* _Dataset rows_:
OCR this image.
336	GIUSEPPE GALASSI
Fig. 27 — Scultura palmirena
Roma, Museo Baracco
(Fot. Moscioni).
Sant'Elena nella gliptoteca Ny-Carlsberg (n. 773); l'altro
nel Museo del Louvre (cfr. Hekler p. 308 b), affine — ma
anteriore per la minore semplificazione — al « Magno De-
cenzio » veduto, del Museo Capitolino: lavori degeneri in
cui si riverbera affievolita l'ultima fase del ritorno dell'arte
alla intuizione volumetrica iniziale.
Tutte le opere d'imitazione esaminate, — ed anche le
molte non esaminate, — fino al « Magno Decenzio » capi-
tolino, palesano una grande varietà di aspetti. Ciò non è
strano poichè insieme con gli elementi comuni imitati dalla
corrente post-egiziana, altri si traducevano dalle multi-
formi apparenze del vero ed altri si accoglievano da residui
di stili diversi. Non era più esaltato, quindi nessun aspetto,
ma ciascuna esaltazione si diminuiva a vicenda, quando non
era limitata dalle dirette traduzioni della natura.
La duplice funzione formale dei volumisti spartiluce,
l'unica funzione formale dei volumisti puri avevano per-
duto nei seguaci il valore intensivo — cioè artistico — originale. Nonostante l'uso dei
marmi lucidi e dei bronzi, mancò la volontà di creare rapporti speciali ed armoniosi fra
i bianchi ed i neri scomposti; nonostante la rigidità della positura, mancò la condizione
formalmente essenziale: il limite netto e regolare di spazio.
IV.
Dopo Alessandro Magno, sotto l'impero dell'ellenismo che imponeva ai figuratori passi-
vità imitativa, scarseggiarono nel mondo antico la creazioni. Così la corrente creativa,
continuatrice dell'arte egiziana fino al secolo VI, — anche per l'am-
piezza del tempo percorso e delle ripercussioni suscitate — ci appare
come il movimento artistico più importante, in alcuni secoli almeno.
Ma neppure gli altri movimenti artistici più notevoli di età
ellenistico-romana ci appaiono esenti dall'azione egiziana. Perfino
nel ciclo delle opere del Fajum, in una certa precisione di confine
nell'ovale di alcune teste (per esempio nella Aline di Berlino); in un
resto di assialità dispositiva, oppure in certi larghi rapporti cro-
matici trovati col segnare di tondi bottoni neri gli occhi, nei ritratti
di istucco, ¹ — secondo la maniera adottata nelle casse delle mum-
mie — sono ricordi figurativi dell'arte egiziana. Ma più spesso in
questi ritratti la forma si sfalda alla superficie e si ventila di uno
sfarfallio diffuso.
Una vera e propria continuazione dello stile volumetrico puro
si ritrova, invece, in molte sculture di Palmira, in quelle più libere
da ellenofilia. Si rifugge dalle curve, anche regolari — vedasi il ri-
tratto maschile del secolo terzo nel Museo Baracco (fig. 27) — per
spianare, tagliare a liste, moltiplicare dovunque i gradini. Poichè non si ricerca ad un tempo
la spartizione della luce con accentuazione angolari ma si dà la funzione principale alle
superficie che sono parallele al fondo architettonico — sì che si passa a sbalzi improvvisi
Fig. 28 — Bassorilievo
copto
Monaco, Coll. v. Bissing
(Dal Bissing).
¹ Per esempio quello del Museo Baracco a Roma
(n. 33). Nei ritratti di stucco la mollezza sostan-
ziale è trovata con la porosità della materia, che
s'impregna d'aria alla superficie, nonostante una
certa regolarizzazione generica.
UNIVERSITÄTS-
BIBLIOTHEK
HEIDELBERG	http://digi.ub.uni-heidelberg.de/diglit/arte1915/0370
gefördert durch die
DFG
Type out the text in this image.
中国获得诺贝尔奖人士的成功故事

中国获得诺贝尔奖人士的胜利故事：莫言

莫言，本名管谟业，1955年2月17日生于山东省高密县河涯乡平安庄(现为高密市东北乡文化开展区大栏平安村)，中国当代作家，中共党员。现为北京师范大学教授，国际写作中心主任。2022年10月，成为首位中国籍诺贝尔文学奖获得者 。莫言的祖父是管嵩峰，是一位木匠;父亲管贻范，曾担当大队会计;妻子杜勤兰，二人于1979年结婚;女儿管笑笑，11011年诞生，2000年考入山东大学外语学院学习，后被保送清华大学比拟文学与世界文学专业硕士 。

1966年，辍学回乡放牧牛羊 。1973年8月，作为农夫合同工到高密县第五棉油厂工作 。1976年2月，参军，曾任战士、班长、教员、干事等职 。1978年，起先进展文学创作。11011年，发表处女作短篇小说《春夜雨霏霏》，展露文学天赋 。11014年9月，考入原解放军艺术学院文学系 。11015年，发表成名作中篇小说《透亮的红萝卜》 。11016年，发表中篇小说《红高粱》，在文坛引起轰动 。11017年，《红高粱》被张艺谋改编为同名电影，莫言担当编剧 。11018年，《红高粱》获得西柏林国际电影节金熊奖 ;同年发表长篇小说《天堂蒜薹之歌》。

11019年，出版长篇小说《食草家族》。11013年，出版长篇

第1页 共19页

* _Task description_: Repeat the whole listing exactly, keeping every line intact.

* _Response to this task_:
OCR this image.
336	GIUSEPPE GALASSI
Fig. 27 — Scultura palmirena
Roma, Museo Baracco
(Fot. Moscioni).
Sant'Elena nella gliptoteca Ny-Carlsberg (n. 773); l'altro
nel Museo del Louvre (cfr. Hekler p. 308 b), affine — ma
anteriore per la minore semplificazione — al « Magno De-
cenzio » veduto, del Museo Capitolino: lavori degeneri in
cui si riverbera affievolita l'ultima fase del ritorno dell'arte
alla intuizione volumetrica iniziale.
Tutte le opere d'imitazione esaminate, — ed anche le
molte non esaminate, — fino al « Magno Decenzio » capi-
tolino, palesano una grande varietà di aspetti. Ciò non è
strano poichè insieme con gli elementi comuni imitati dalla
corrente post-egiziana, altri si traducevano dalle multi-
formi apparenze del vero ed altri si accoglievano da residui
di stili diversi. Non era più esaltato, quindi nessun aspetto,
ma ciascuna esaltazione si diminuiva a vicenda, quando non
era limitata dalle dirette traduzioni della natura.
La duplice funzione formale dei volumisti spartiluce,
l'unica funzione formale dei volumisti puri avevano per-
duto nei seguaci il valore intensivo — cioè artistico — originale. Nonostante l'uso dei
marmi lucidi e dei bronzi, mancò la volontà di creare rapporti speciali ed armoniosi fra
i bianchi ed i neri scomposti; nonostante la rigidità della positura, mancò la condizione
formalmente essenziale: il limite netto e regolare di spazio.
IV.
Dopo Alessandro Magno, sotto l'impero dell'ellenismo che imponeva ai figuratori passi-
vità imitativa, scarseggiarono nel mondo antico la creazioni. Così la corrente creativa,
continuatrice dell'arte egiziana fino al secolo VI, — anche per l'am-
piezza del tempo percorso e delle ripercussioni suscitate — ci appare
come il movimento artistico più importante, in alcuni secoli almeno.
Ma neppure gli altri movimenti artistici più notevoli di età
ellenistico-romana ci appaiono esenti dall'azione egiziana. Perfino
nel ciclo delle opere del Fajum, in una certa precisione di confine
nell'ovale di alcune teste (per esempio nella Aline di Berlino); in un
resto di assialità dispositiva, oppure in certi larghi rapporti cro-
matici trovati col segnare di tondi bottoni neri gli occhi, nei ritratti
di istucco, ¹ — secondo la maniera adottata nelle casse delle mum-
mie — sono ricordi figurativi dell'arte egiziana. Ma più spesso in
questi ritratti la forma si sfalda alla superficie e si ventila di uno
sfarfallio diffuso.
Una vera e propria continuazione dello stile volumetrico puro
si ritrova, invece, in molte sculture di Palmira, in quelle più libere
da ellenofilia. Si rifugge dalle curve, anche regolari — vedasi il ri-
tratto maschile del secolo terzo nel Museo Baracco (fig. 27) — per
spianare, tagliare a liste, moltiplicare dovunque i gradini. Poichè non si ricerca ad un tempo
la spartizione della luce con accentuazione angolari ma si dà la funzione principale alle
superficie che sono parallele al fondo architettonico — sì che si passa a sbalzi improvvisi
Fig. 28 — Bassorilievo
copto
Monaco, Coll. v. Bissing
(Dal Bissing).
¹ Per esempio quello del Museo Baracco a Roma
(n. 33). Nei ritratti di stucco la mollezza sostan-
ziale è trovata con la porosità della materia, che
s'impregna d'aria alla superficie, nonostante una
certa regolarizzazione generica.
UNIVERSITÄTS-
BIBLIOTHEK
HEIDELBERG	http://digi.ub.uni-heidelberg.de/diglit/arte1915/0370
gefördert durch die
DFG
Type out the text in this image.
中国获得诺贝尔奖人士的成功故事

中国获得诺贝尔奖人士的胜利故事：莫言

莫言，本名管谟业，1955年2月17日生于山东省高密县河涯乡平安庄(现为高密市东北乡文化开展区大栏平安村)，中国当代作家，中共党员。现为北京师范大学教授，国际写作中心主任。2022年10月，成为首位中国籍诺贝尔文学奖获得者 。莫言的祖父是管嵩峰，是一位木匠;父亲管贻范，曾担当大队会计;妻子杜勤兰，二人于1979年结婚;女儿管笑笑，11011年诞生，2000年考入山东大学外语学院学习，后被保送清华大学比拟文学与世界文学专业硕士 。

1966年，辍学回乡放牧牛羊 。1973年8月，作为农夫合同工到高密县第五棉油厂工作 。1976年2月，参军，曾任战士、班长、教员、干事等职 。1978年，起先进展文学创作。11011年，发表处女作短篇小说《春夜雨霏霏》，展露文学天赋 。11014年9月，考入原解放军艺术学院文学系 。11015年，发表成名作中篇小说《透亮的红萝卜》 。11016年，发表中篇小说《红高粱》，在文坛引起轰动 。11017年，《红高粱》被张艺谋改编为同名电影，莫言担当编剧 。11018年，《红高粱》获得西柏林国际电影节金熊奖 ;同年发表长篇小说《天堂蒜薹之歌》。

11019年，出版长篇小说《食草家族》。11013年，出版长篇

第1页 共19页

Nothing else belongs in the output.